--- begin SUPPLIED RECORDS ---

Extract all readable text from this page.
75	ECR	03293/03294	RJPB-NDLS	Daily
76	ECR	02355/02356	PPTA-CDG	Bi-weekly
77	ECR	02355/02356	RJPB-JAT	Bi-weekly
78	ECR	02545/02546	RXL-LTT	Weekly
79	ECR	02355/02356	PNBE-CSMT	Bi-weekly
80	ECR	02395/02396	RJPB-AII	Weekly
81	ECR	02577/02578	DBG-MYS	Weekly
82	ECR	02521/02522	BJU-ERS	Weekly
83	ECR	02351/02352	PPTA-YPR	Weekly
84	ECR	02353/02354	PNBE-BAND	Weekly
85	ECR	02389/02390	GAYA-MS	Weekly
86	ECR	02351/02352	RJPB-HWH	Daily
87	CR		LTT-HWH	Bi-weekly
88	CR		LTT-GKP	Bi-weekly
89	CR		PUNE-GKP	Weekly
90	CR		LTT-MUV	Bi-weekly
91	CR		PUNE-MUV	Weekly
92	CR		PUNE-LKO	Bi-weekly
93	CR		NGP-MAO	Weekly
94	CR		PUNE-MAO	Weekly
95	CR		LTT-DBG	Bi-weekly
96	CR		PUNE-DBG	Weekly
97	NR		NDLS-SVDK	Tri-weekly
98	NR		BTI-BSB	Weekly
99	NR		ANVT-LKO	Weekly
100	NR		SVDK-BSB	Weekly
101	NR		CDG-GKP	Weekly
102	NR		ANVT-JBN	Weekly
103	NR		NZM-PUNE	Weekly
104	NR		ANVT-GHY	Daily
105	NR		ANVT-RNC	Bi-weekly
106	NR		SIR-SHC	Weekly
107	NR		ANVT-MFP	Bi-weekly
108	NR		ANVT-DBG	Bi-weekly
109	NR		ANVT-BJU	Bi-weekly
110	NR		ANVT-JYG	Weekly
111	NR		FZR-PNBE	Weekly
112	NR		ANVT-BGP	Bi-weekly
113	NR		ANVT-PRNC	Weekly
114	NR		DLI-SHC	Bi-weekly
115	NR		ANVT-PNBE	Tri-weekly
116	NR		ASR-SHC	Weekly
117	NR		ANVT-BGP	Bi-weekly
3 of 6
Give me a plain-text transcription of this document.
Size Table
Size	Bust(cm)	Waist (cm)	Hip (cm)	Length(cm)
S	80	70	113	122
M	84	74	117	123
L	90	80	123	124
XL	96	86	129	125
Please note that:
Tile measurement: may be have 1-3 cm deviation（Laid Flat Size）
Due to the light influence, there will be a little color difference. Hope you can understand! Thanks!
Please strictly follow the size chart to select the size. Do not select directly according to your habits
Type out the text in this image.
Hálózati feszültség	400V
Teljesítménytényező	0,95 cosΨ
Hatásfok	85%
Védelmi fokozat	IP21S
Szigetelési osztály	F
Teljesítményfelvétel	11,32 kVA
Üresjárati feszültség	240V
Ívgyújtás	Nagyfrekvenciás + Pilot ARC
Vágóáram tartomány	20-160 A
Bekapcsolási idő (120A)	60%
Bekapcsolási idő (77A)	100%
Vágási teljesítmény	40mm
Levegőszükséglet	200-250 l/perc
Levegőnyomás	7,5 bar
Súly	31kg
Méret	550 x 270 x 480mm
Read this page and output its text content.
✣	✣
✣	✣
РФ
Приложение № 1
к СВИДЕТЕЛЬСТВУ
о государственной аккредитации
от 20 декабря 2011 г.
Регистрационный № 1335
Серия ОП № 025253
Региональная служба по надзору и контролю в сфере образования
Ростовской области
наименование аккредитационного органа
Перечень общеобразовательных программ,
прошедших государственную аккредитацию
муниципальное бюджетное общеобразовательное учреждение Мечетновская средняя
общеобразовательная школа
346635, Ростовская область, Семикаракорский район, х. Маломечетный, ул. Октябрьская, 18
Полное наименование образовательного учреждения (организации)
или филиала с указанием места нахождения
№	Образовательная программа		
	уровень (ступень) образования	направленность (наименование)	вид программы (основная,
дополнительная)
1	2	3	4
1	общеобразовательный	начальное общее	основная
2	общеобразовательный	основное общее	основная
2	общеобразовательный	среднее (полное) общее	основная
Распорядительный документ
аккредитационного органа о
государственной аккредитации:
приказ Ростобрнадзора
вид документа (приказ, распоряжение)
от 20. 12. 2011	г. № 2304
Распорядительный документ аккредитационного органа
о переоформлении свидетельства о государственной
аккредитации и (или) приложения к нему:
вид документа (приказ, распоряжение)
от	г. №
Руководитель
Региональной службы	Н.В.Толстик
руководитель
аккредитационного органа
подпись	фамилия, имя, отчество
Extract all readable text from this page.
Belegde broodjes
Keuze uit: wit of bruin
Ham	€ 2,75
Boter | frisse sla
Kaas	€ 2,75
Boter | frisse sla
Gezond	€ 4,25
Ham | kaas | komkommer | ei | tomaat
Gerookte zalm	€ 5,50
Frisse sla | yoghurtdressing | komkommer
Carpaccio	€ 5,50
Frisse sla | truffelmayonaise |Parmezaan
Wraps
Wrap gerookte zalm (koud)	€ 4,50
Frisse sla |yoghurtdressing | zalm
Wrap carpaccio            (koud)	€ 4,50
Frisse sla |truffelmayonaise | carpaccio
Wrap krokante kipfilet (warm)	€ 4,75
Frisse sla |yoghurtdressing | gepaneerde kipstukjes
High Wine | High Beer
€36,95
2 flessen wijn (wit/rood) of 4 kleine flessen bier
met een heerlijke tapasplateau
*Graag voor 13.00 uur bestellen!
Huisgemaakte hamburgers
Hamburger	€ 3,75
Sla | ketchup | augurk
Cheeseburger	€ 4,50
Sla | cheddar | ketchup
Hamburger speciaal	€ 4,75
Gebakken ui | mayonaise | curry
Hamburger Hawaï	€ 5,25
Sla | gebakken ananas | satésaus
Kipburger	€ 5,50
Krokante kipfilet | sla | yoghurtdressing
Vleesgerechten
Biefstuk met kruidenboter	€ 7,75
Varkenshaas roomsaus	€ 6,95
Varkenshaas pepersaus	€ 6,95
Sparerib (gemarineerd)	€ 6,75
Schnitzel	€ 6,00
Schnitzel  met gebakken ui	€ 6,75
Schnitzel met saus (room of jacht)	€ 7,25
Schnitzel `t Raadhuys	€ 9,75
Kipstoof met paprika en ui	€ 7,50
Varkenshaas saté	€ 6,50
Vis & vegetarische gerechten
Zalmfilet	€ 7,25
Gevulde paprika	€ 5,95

--- end SUPPLIED RECORDS ---

* **PROBLEM REQUIREMENTS**: Go back to the listing above and please repeat it exactly.

* **SOLUTION TO THIS PROBLEM**:
Extract all readable text from this page.
75	ECR	03293/03294	RJPB-NDLS	Daily
76	ECR	02355/02356	PPTA-CDG	Bi-weekly
77	ECR	02355/02356	RJPB-JAT	Bi-weekly
78	ECR	02545/02546	RXL-LTT	Weekly
79	ECR	02355/02356	PNBE-CSMT	Bi-weekly
80	ECR	02395/02396	RJPB-AII	Weekly
81	ECR	02577/02578	DBG-MYS	Weekly
82	ECR	02521/02522	BJU-ERS	Weekly
83	ECR	02351/02352	PPTA-YPR	Weekly
84	ECR	02353/02354	PNBE-BAND	Weekly
85	ECR	02389/02390	GAYA-MS	Weekly
86	ECR	02351/02352	RJPB-HWH	Daily
87	CR		LTT-HWH	Bi-weekly
88	CR		LTT-GKP	Bi-weekly
89	CR		PUNE-GKP	Weekly
90	CR		LTT-MUV	Bi-weekly
91	CR		PUNE-MUV	Weekly
92	CR		PUNE-LKO	Bi-weekly
93	CR		NGP-MAO	Weekly
94	CR		PUNE-MAO	Weekly
95	CR		LTT-DBG	Bi-weekly
96	CR		PUNE-DBG	Weekly
97	NR		NDLS-SVDK	Tri-weekly
98	NR		BTI-BSB	Weekly
99	NR		ANVT-LKO	Weekly
100	NR		SVDK-BSB	Weekly
101	NR		CDG-GKP	Weekly
102	NR		ANVT-JBN	Weekly
103	NR		NZM-PUNE	Weekly
104	NR		ANVT-GHY	Daily
105	NR		ANVT-RNC	Bi-weekly
106	NR		SIR-SHC	Weekly
107	NR		ANVT-MFP	Bi-weekly
108	NR		ANVT-DBG	Bi-weekly
109	NR		ANVT-BJU	Bi-weekly
110	NR		ANVT-JYG	Weekly
111	NR		FZR-PNBE	Weekly
112	NR		ANVT-BGP	Bi-weekly
113	NR		ANVT-PRNC	Weekly
114	NR		DLI-SHC	Bi-weekly
115	NR		ANVT-PNBE	Tri-weekly
116	NR		ASR-SHC	Weekly
117	NR		ANVT-BGP	Bi-weekly
3 of 6
Give me a plain-text transcription of this document.
Size Table
Size	Bust(cm)	Waist (cm)	Hip (cm)	Length(cm)
S	80	70	113	122
M	84	74	117	123
L	90	80	123	124
XL	96	86	129	125
Please note that:
Tile measurement: may be have 1-3 cm deviation（Laid Flat Size）
Due to the light influence, there will be a little color difference. Hope you can understand! Thanks!
Please strictly follow the size chart to select the size. Do not select directly according to your habits
Type out the text in this image.
Hálózati feszültség	400V
Teljesítménytényező	0,95 cosΨ
Hatásfok	85%
Védelmi fokozat	IP21S
Szigetelési osztály	F
Teljesítményfelvétel	11,32 kVA
Üresjárati feszültség	240V
Ívgyújtás	Nagyfrekvenciás + Pilot ARC
Vágóáram tartomány	20-160 A
Bekapcsolási idő (120A)	60%
Bekapcsolási idő (77A)	100%
Vágási teljesítmény	40mm
Levegőszükséglet	200-250 l/perc
Levegőnyomás	7,5 bar
Súly	31kg
Méret	550 x 270 x 480mm
Read this page and output its text content.
✣	✣
✣	✣
РФ
Приложение № 1
к СВИДЕТЕЛЬСТВУ
о государственной аккредитации
от 20 декабря 2011 г.
Регистрационный № 1335
Серия ОП № 025253
Региональная служба по надзору и контролю в сфере образования
Ростовской области
наименование аккредитационного органа
Перечень общеобразовательных программ,
прошедших государственную аккредитацию
муниципальное бюджетное общеобразовательное учреждение Мечетновская средняя
общеобразовательная школа
346635, Ростовская область, Семикаракорский район, х. Маломечетный, ул. Октябрьская, 18
Полное наименование образовательного учреждения (организации)
или филиала с указанием места нахождения
№	Образовательная программа		
	уровень (ступень) образования	направленность (наименование)	вид программы (основная,
дополнительная)
1	2	3	4
1	общеобразовательный	начальное общее	основная
2	общеобразовательный	основное общее	основная
2	общеобразовательный	среднее (полное) общее	основная
Распорядительный документ
аккредитационного органа о
государственной аккредитации:
приказ Ростобрнадзора
вид документа (приказ, распоряжение)
от 20. 12. 2011	г. № 2304
Распорядительный документ аккредитационного органа
о переоформлении свидетельства о государственной
аккредитации и (или) приложения к нему:
вид документа (приказ, распоряжение)
от	г. №
Руководитель
Региональной службы	Н.В.Толстик
руководитель
аккредитационного органа
подпись	фамилия, имя, отчество
Extract all readable text from this page.
Belegde broodjes
Keuze uit: wit of bruin
Ham	€ 2,75
Boter | frisse sla
Kaas	€ 2,75
Boter | frisse sla
Gezond	€ 4,25
Ham | kaas | komkommer | ei | tomaat
Gerookte zalm	€ 5,50
Frisse sla | yoghurtdressing | komkommer
Carpaccio	€ 5,50
Frisse sla | truffelmayonaise |Parmezaan
Wraps
Wrap gerookte zalm (koud)	€ 4,50
Frisse sla |yoghurtdressing | zalm
Wrap carpaccio            (koud)	€ 4,50
Frisse sla |truffelmayonaise | carpaccio
Wrap krokante kipfilet (warm)	€ 4,75
Frisse sla |yoghurtdressing | gepaneerde kipstukjes
High Wine | High Beer
€36,95
2 flessen wijn (wit/rood) of 4 kleine flessen bier
met een heerlijke tapasplateau
*Graag voor 13.00 uur bestellen!
Huisgemaakte hamburgers
Hamburger	€ 3,75
Sla | ketchup | augurk
Cheeseburger	€ 4,50
Sla | cheddar | ketchup
Hamburger speciaal	€ 4,75
Gebakken ui | mayonaise | curry
Hamburger Hawaï	€ 5,25
Sla | gebakken ananas | satésaus
Kipburger	€ 5,50
Krokante kipfilet | sla | yoghurtdressing
Vleesgerechten
Biefstuk met kruidenboter	€ 7,75
Varkenshaas roomsaus	€ 6,95
Varkenshaas pepersaus	€ 6,95
Sparerib (gemarineerd)	€ 6,75
Schnitzel	€ 6,00
Schnitzel  met gebakken ui	€ 6,75
Schnitzel met saus (room of jacht)	€ 7,25
Schnitzel `t Raadhuys	€ 9,75
Kipstoof met paprika en ui	€ 7,50
Varkenshaas saté	€ 6,50
Vis & vegetarische gerechten
Zalmfilet	€ 7,25
Gevulde paprika	€ 5,95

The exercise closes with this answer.